== AIM OF THE TASK ==
In full and without alteration, repeat the material.

--- Begin INPUT ---

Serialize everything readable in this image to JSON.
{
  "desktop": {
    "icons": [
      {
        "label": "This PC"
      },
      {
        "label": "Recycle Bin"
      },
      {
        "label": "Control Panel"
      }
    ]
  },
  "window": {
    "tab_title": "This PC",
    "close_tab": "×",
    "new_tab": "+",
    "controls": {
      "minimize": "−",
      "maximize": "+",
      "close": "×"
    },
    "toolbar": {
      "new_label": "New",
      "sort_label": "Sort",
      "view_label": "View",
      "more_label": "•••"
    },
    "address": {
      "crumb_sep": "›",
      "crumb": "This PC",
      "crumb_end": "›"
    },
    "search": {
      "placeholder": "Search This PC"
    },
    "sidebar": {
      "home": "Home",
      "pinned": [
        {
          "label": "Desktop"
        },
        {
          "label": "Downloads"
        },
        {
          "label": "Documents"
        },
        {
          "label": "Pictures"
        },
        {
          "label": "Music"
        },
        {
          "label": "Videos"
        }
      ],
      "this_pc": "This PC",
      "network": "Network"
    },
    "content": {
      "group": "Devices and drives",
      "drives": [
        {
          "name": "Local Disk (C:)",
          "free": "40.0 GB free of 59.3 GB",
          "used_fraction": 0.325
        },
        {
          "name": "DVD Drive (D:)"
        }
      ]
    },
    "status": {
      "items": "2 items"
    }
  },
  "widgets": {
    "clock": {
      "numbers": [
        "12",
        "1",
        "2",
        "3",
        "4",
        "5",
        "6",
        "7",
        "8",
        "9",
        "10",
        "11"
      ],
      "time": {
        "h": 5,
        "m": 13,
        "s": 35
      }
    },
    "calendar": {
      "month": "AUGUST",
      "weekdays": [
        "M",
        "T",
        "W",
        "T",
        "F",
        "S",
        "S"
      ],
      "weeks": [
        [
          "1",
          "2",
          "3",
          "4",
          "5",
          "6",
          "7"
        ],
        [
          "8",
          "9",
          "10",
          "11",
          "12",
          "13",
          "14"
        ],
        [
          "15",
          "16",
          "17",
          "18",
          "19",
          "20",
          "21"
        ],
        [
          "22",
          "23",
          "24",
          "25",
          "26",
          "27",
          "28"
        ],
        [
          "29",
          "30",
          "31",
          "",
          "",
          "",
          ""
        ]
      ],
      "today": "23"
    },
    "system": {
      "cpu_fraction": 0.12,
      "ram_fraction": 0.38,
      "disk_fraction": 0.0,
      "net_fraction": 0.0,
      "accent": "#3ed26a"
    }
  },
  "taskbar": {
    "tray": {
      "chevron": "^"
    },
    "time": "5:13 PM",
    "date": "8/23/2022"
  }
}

--- End INPUT ---

== REPLY TO THE EXERCISE ==
Serialize everything readable in this image to JSON.
{
  "desktop": {
    "icons": [
      {
        "label": "This PC"
      },
      {
        "label": "Recycle Bin"
      },
      {
        "label": "Control Panel"
      }
    ]
  },
  "window": {
    "tab_title": "This PC",
    "close_tab": "×",
    "new_tab": "+",
    "controls": {
      "minimize": "−",
      "maximize": "+",
      "close": "×"
    },
    "toolbar": {
      "new_label": "New",
      "sort_label": "Sort",
      "view_label": "View",
      "more_label": "•••"
    },
    "address": {
      "crumb_sep": "›",
      "crumb": "This PC",
      "crumb_end": "›"
    },
    "search": {
      "placeholder": "Search This PC"
    },
    "sidebar": {
      "home": "Home",
      "pinned": [
        {
          "label": "Desktop"
        },
        {
          "label": "Downloads"
        },
        {
          "label": "Documents"
        },
        {
          "label": "Pictures"
        },
        {
          "label": "Music"
        },
        {
          "label": "Videos"
        }
      ],
      "this_pc": "This PC",
      "network": "Network"
    },
    "content": {
      "group": "Devices and drives",
      "drives": [
        {
          "name": "Local Disk (C:)",
          "free": "40.0 GB free of 59.3 GB",
          "used_fraction": 0.325
        },
        {
          "name": "DVD Drive (D:)"
        }
      ]
    },
    "status": {
      "items": "2 items"
    }
  },
  "widgets": {
    "clock": {
      "numbers": [
        "12",
        "1",
        "2",
        "3",
        "4",
        "5",
        "6",
        "7",
        "8",
        "9",
        "10",
        "11"
      ],
      "time": {
        "h": 5,
        "m": 13,
        "s": 35
      }
    },
    "calendar": {
      "month": "AUGUST",
      "weekdays": [
        "M",
        "T",
        "W",
        "T",
        "F",
        "S",
        "S"
      ],
      "weeks": [
        [
          "1",
          "2",
          "3",
          "4",
          "5",
          "6",
          "7"
        ],
        [
          "8",
          "9",
          "10",
          "11",
          "12",
          "13",
          "14"
        ],
        [
          "15",
          "16",
          "17",
          "18",
          "19",
          "20",
          "21"
        ],
        [
          "22",
          "23",
          "24",
          "25",
          "26",
          "27",
          "28"
        ],
        [
          "29",
          "30",
          "31",
          "",
          "",
          "",
          ""
        ]
      ],
      "today": "23"
    },
    "system": {
      "cpu_fraction": 0.12,
      "ram_fraction": 0.38,
      "disk_fraction": 0.0,
      "net_fraction": 0.0,
      "accent": "#3ed26a"
    }
  },
  "taskbar": {
    "tray": {
      "chevron": "^"
    },
    "time": "5:13 PM",
    "date": "8/23/2022"
  }
}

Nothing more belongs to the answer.